Write out the full listing exactly as given, minus the images.

- - - - - - -

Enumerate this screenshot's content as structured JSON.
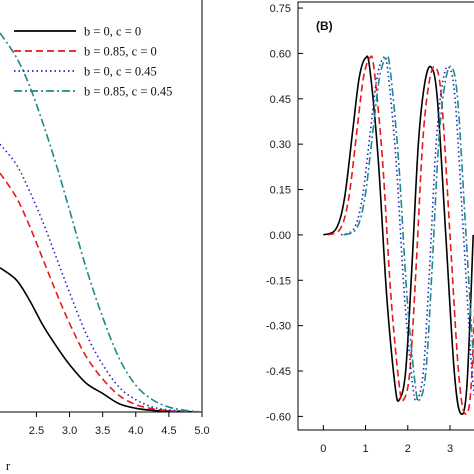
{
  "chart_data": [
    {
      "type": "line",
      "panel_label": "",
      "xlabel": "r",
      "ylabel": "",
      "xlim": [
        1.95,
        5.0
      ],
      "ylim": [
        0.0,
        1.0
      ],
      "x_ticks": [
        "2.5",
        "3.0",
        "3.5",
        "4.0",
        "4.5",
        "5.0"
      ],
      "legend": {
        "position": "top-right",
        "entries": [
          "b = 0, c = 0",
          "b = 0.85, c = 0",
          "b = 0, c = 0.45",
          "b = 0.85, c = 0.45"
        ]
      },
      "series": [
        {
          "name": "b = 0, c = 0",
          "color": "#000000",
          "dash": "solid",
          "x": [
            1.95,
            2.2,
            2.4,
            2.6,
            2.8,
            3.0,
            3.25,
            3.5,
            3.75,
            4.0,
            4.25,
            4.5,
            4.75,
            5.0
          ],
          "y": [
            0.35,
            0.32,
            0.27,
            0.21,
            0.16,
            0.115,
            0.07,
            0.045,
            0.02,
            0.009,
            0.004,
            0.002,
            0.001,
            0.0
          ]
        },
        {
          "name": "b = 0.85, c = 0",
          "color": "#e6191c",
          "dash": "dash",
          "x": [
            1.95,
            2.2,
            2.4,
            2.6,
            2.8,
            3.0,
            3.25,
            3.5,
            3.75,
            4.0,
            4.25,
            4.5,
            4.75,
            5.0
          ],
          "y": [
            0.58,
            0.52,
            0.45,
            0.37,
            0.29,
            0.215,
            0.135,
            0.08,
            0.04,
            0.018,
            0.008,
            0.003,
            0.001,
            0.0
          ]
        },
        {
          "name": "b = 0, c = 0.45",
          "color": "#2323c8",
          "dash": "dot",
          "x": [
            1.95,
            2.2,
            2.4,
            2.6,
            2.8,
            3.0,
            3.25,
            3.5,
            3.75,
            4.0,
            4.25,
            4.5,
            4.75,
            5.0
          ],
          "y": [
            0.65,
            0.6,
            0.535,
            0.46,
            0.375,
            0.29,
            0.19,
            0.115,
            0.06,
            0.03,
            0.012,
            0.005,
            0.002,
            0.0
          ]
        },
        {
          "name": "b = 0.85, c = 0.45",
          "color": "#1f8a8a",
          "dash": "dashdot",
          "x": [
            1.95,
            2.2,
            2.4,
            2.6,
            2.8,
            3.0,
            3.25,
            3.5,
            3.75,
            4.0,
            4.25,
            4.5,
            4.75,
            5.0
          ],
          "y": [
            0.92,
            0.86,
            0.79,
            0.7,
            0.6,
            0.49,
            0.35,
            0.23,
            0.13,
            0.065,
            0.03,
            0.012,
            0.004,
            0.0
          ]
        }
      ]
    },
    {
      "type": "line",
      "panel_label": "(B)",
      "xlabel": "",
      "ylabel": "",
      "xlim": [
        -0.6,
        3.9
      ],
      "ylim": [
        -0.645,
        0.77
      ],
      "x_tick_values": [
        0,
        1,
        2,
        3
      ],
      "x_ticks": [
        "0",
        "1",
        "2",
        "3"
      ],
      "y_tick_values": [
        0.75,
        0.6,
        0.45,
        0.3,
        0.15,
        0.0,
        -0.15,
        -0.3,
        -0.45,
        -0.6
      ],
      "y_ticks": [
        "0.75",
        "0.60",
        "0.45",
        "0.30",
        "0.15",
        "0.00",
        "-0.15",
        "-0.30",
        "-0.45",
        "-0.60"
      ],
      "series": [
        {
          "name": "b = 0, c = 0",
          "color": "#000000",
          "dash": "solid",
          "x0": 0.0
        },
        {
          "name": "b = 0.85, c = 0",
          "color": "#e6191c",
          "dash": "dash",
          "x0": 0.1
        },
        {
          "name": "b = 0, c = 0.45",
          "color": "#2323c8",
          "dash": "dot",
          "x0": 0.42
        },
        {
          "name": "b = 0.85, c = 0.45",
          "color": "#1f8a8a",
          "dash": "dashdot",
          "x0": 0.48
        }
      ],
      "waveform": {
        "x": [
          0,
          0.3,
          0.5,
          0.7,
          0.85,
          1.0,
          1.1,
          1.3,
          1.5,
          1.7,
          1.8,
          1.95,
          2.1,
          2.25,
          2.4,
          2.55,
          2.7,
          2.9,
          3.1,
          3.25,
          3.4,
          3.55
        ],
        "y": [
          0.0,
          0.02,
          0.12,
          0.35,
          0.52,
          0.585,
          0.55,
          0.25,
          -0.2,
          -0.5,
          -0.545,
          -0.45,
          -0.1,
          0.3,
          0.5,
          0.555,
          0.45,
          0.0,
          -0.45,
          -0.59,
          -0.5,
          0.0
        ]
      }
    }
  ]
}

- - - - - - -

- Solution for this exercise:
Enumerate this screenshot's content as structured JSON.
{
  "chart_data": [
    {
      "type": "line",
      "panel_label": "",
      "xlabel": "r",
      "ylabel": "",
      "xlim": [
        1.95,
        5.0
      ],
      "ylim": [
        0.0,
        1.0
      ],
      "x_ticks": [
        "2.5",
        "3.0",
        "3.5",
        "4.0",
        "4.5",
        "5.0"
      ],
      "legend": {
        "position": "top-right",
        "entries": [
          "b = 0, c = 0",
          "b = 0.85, c = 0",
          "b = 0, c = 0.45",
          "b = 0.85, c = 0.45"
        ]
      },
      "series": [
        {
          "name": "b = 0, c = 0",
          "color": "#000000",
          "dash": "solid",
          "x": [
            1.95,
            2.2,
            2.4,
            2.6,
            2.8,
            3.0,
            3.25,
            3.5,
            3.75,
            4.0,
            4.25,
            4.5,
            4.75,
            5.0
          ],
          "y": [
            0.35,
            0.32,
            0.27,
            0.21,
            0.16,
            0.115,
            0.07,
            0.045,
            0.02,
            0.009,
            0.004,
            0.002,
            0.001,
            0.0
          ]
        },
        {
          "name": "b = 0.85, c = 0",
          "color": "#e6191c",
          "dash": "dash",
          "x": [
            1.95,
            2.2,
            2.4,
            2.6,
            2.8,
            3.0,
            3.25,
            3.5,
            3.75,
            4.0,
            4.25,
            4.5,
            4.75,
            5.0
          ],
          "y": [
            0.58,
            0.52,
            0.45,
            0.37,
            0.29,
            0.215,
            0.135,
            0.08,
            0.04,
            0.018,
            0.008,
            0.003,
            0.001,
            0.0
          ]
        },
        {
          "name": "b = 0, c = 0.45",
          "color": "#2323c8",
          "dash": "dot",
          "x": [
            1.95,
            2.2,
            2.4,
            2.6,
            2.8,
            3.0,
            3.25,
            3.5,
            3.75,
            4.0,
            4.25,
            4.5,
            4.75,
            5.0
          ],
          "y": [
            0.65,
            0.6,
            0.535,
            0.46,
            0.375,
            0.29,
            0.19,
            0.115,
            0.06,
            0.03,
            0.012,
            0.005,
            0.002,
            0.0
          ]
        },
        {
          "name": "b = 0.85, c = 0.45",
          "color": "#1f8a8a",
          "dash": "dashdot",
          "x": [
            1.95,
            2.2,
            2.4,
            2.6,
            2.8,
            3.0,
            3.25,
            3.5,
            3.75,
            4.0,
            4.25,
            4.5,
            4.75,
            5.0
          ],
          "y": [
            0.92,
            0.86,
            0.79,
            0.7,
            0.6,
            0.49,
            0.35,
            0.23,
            0.13,
            0.065,
            0.03,
            0.012,
            0.004,
            0.0
          ]
        }
      ]
    },
    {
      "type": "line",
      "panel_label": "(B)",
      "xlabel": "",
      "ylabel": "",
      "xlim": [
        -0.6,
        3.9
      ],
      "ylim": [
        -0.645,
        0.77
      ],
      "x_tick_values": [
        0,
        1,
        2,
        3
      ],
      "x_ticks": [
        "0",
        "1",
        "2",
        "3"
      ],
      "y_tick_values": [
        0.75,
        0.6,
        0.45,
        0.3,
        0.15,
        0.0,
        -0.15,
        -0.3,
        -0.45,
        -0.6
      ],
      "y_ticks": [
        "0.75",
        "0.60",
        "0.45",
        "0.30",
        "0.15",
        "0.00",
        "-0.15",
        "-0.30",
        "-0.45",
        "-0.60"
      ],
      "series": [
        {
          "name": "b = 0, c = 0",
          "color": "#000000",
          "dash": "solid",
          "x0": 0.0
        },
        {
          "name": "b = 0.85, c = 0",
          "color": "#e6191c",
          "dash": "dash",
          "x0": 0.1
        },
        {
          "name": "b = 0, c = 0.45",
          "color": "#2323c8",
          "dash": "dot",
          "x0": 0.42
        },
        {
          "name": "b = 0.85, c = 0.45",
          "color": "#1f8a8a",
          "dash": "dashdot",
          "x0": 0.48
        }
      ],
      "waveform": {
        "x": [
          0,
          0.3,
          0.5,
          0.7,
          0.85,
          1.0,
          1.1,
          1.3,
          1.5,
          1.7,
          1.8,
          1.95,
          2.1,
          2.25,
          2.4,
          2.55,
          2.7,
          2.9,
          3.1,
          3.25,
          3.4,
          3.55
        ],
        "y": [
          0.0,
          0.02,
          0.12,
          0.35,
          0.52,
          0.585,
          0.55,
          0.25,
          -0.2,
          -0.5,
          -0.545,
          -0.45,
          -0.1,
          0.3,
          0.5,
          0.555,
          0.45,
          0.0,
          -0.45,
          -0.59,
          -0.5,
          0.0
        ]
      }
    }
  ]
}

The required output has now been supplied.